What the exercise asks:
Tally the lines that contain the string "Luftdruck" and give the number by itself.

— start Given records —

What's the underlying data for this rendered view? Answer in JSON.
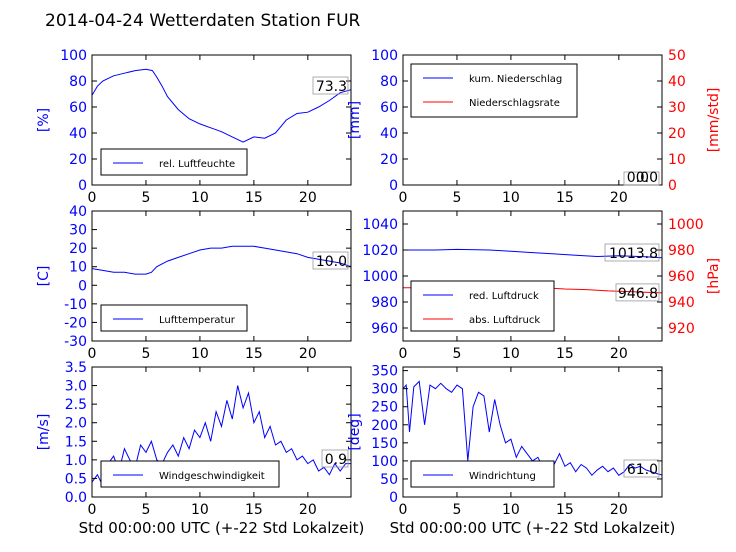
{
  "title": "2014-04-24 Wetterdaten Station FUR",
  "chart_data": [
    {
      "type": "line",
      "panel": "humidity",
      "ylabel": "[%]",
      "xlim": [
        0,
        24
      ],
      "ylim": [
        0,
        100
      ],
      "xticks": [
        0,
        5,
        10,
        15,
        20
      ],
      "yticks": [
        0,
        20,
        40,
        60,
        80,
        100
      ],
      "grid": false,
      "legend_position": "lower-left",
      "annotation": "73.3",
      "series": [
        {
          "name": "rel. Luftfeuchte",
          "color": "#0000ff",
          "x": [
            0,
            0.5,
            1,
            2,
            3,
            4,
            5,
            5.6,
            6,
            6.5,
            7,
            8,
            9,
            10,
            11,
            12,
            13,
            14,
            15,
            16,
            17,
            18,
            19,
            20,
            21,
            22,
            23,
            24
          ],
          "y": [
            69,
            76,
            80,
            84,
            86,
            88,
            89,
            88,
            83,
            76,
            68,
            58,
            51,
            47,
            44,
            41,
            37,
            33,
            37,
            36,
            40,
            50,
            55,
            56,
            60,
            65,
            71,
            73.3
          ]
        }
      ]
    },
    {
      "type": "line",
      "panel": "precipitation",
      "ylabel": "[mm]",
      "ylabel_right": "[mm/std]",
      "xlim": [
        0,
        24
      ],
      "ylim": [
        0,
        100
      ],
      "ylim_right": [
        0,
        50
      ],
      "xticks": [
        0,
        5,
        10,
        15,
        20
      ],
      "yticks": [
        0,
        20,
        40,
        60,
        80,
        100
      ],
      "yticks_right": [
        0,
        10,
        20,
        30,
        40,
        50
      ],
      "grid": false,
      "legend_position": "top-left",
      "annotation": "0.0",
      "annotation2": "0.0",
      "series": [
        {
          "name": "kum. Niederschlag",
          "color": "#0000ff",
          "axis": "left",
          "x": [
            0,
            24
          ],
          "y": [
            0,
            0
          ]
        },
        {
          "name": "Niederschlagsrate",
          "color": "#ff0000",
          "axis": "right",
          "x": [
            0,
            24
          ],
          "y": [
            0,
            0
          ]
        }
      ]
    },
    {
      "type": "line",
      "panel": "temperature",
      "ylabel": "[C]",
      "xlim": [
        0,
        24
      ],
      "ylim": [
        -30,
        40
      ],
      "xticks": [
        0,
        5,
        10,
        15,
        20
      ],
      "yticks": [
        -30,
        -20,
        -10,
        0,
        10,
        20,
        30,
        40
      ],
      "grid": false,
      "legend_position": "lower-left",
      "annotation": "10.0",
      "series": [
        {
          "name": "Lufttemperatur",
          "color": "#0000ff",
          "x": [
            0,
            1,
            2,
            3,
            4,
            5,
            5.5,
            6,
            7,
            8,
            9,
            10,
            11,
            12,
            13,
            14,
            15,
            16,
            17,
            18,
            19,
            20,
            21,
            22,
            23,
            24
          ],
          "y": [
            9,
            8,
            7,
            7,
            6,
            6,
            7,
            10,
            13,
            15,
            17,
            19,
            20,
            20,
            21,
            21,
            21,
            20,
            19,
            18,
            17,
            15,
            14,
            13,
            12,
            10
          ]
        }
      ]
    },
    {
      "type": "line",
      "panel": "pressure",
      "ylabel_right": "[hPa]",
      "xlim": [
        0,
        24
      ],
      "ylim": [
        950,
        1050
      ],
      "ylim_right": [
        910,
        1010
      ],
      "xticks": [
        0,
        5,
        10,
        15,
        20
      ],
      "yticks": [
        960,
        980,
        1000,
        1020,
        1040
      ],
      "yticks_right": [
        920,
        940,
        960,
        980,
        1000
      ],
      "grid": false,
      "legend_position": "lower-left",
      "annotation": "1013.8",
      "annotation2": "946.8",
      "series": [
        {
          "name": "red. Luftdruck",
          "color": "#0000ff",
          "axis": "left",
          "x": [
            0,
            3,
            5,
            8,
            10,
            12,
            14,
            16,
            18,
            20,
            22,
            24
          ],
          "y": [
            1020,
            1020,
            1020.5,
            1020,
            1019,
            1018,
            1017,
            1016,
            1015,
            1015.5,
            1015,
            1014
          ]
        },
        {
          "name": "abs. Luftdruck",
          "color": "#ff0000",
          "axis": "right",
          "x": [
            0,
            3,
            5,
            7,
            9,
            11,
            13,
            15,
            17,
            19,
            21,
            24
          ],
          "y": [
            951,
            951,
            951,
            951.5,
            952,
            951.5,
            951,
            950,
            949.5,
            948.5,
            948,
            947
          ]
        }
      ]
    },
    {
      "type": "line",
      "panel": "wind-speed",
      "ylabel": "[m/s]",
      "xlabel": "Std 00:00:00 UTC (+-22 Std Lokalzeit)",
      "xlim": [
        0,
        24
      ],
      "ylim": [
        0,
        3.5
      ],
      "xticks": [
        0,
        5,
        10,
        15,
        20
      ],
      "yticks": [
        0,
        0.5,
        1.0,
        1.5,
        2.0,
        2.5,
        3.0,
        3.5
      ],
      "ytick_labels": [
        "0.0",
        "0.5",
        "1.0",
        "1.5",
        "2.0",
        "2.5",
        "3.0",
        "3.5"
      ],
      "grid": false,
      "legend_position": "lower-center",
      "annotation": "0.9",
      "series": [
        {
          "name": "Windgeschwindigkeit",
          "color": "#0000ff",
          "x": [
            0,
            0.5,
            1,
            1.5,
            2,
            2.5,
            3,
            3.5,
            4,
            4.5,
            5,
            5.5,
            6,
            6.5,
            7,
            7.5,
            8,
            8.5,
            9,
            9.5,
            10,
            10.5,
            11,
            11.5,
            12,
            12.5,
            13,
            13.5,
            14,
            14.5,
            15,
            15.5,
            16,
            16.5,
            17,
            17.5,
            18,
            18.5,
            19,
            19.5,
            20,
            20.5,
            21,
            21.5,
            22,
            22.5,
            23,
            23.5,
            24
          ],
          "y": [
            0.4,
            0.6,
            0.3,
            0.9,
            1.1,
            0.7,
            1.3,
            1.0,
            0.8,
            1.4,
            1.2,
            1.5,
            1.0,
            0.9,
            1.2,
            1.4,
            1.1,
            1.6,
            1.3,
            1.8,
            1.6,
            2.0,
            1.5,
            2.3,
            1.9,
            2.6,
            2.1,
            3.0,
            2.4,
            2.8,
            2.0,
            2.3,
            1.6,
            1.9,
            1.4,
            1.5,
            1.2,
            1.3,
            1.0,
            1.1,
            0.9,
            1.0,
            0.7,
            0.8,
            0.6,
            0.9,
            0.7,
            0.9,
            0.9
          ]
        }
      ]
    },
    {
      "type": "line",
      "panel": "wind-direction",
      "ylabel": "[deg]",
      "xlabel": "Std 00:00:00 UTC (+-22 Std Lokalzeit)",
      "xlim": [
        0,
        24
      ],
      "ylim": [
        0,
        360
      ],
      "xticks": [
        0,
        5,
        10,
        15,
        20
      ],
      "yticks": [
        0,
        50,
        100,
        150,
        200,
        250,
        300,
        350
      ],
      "grid": false,
      "legend_position": "lower-left",
      "annotation": "61.0",
      "series": [
        {
          "name": "Windrichtung",
          "color": "#0000ff",
          "x": [
            0,
            0.3,
            0.6,
            1,
            1.5,
            2,
            2.5,
            3,
            3.5,
            4,
            4.5,
            5,
            5.5,
            6,
            6.5,
            7,
            7.5,
            8,
            8.5,
            9,
            9.5,
            10,
            10.5,
            11,
            11.5,
            12,
            12.5,
            13,
            13.5,
            14,
            14.5,
            15,
            15.5,
            16,
            16.5,
            17,
            17.5,
            18,
            18.5,
            19,
            19.5,
            20,
            20.5,
            21,
            21.5,
            22,
            22.5,
            23,
            23.5,
            24
          ],
          "y": [
            300,
            310,
            180,
            305,
            320,
            200,
            310,
            300,
            315,
            300,
            290,
            310,
            300,
            100,
            250,
            290,
            280,
            180,
            270,
            200,
            150,
            160,
            110,
            140,
            120,
            100,
            110,
            80,
            100,
            90,
            120,
            85,
            95,
            70,
            90,
            80,
            60,
            75,
            85,
            70,
            80,
            60,
            70,
            90,
            80,
            85,
            75,
            70,
            65,
            61
          ]
        }
      ]
    }
  ]
}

— end Given records —

Final answer:
2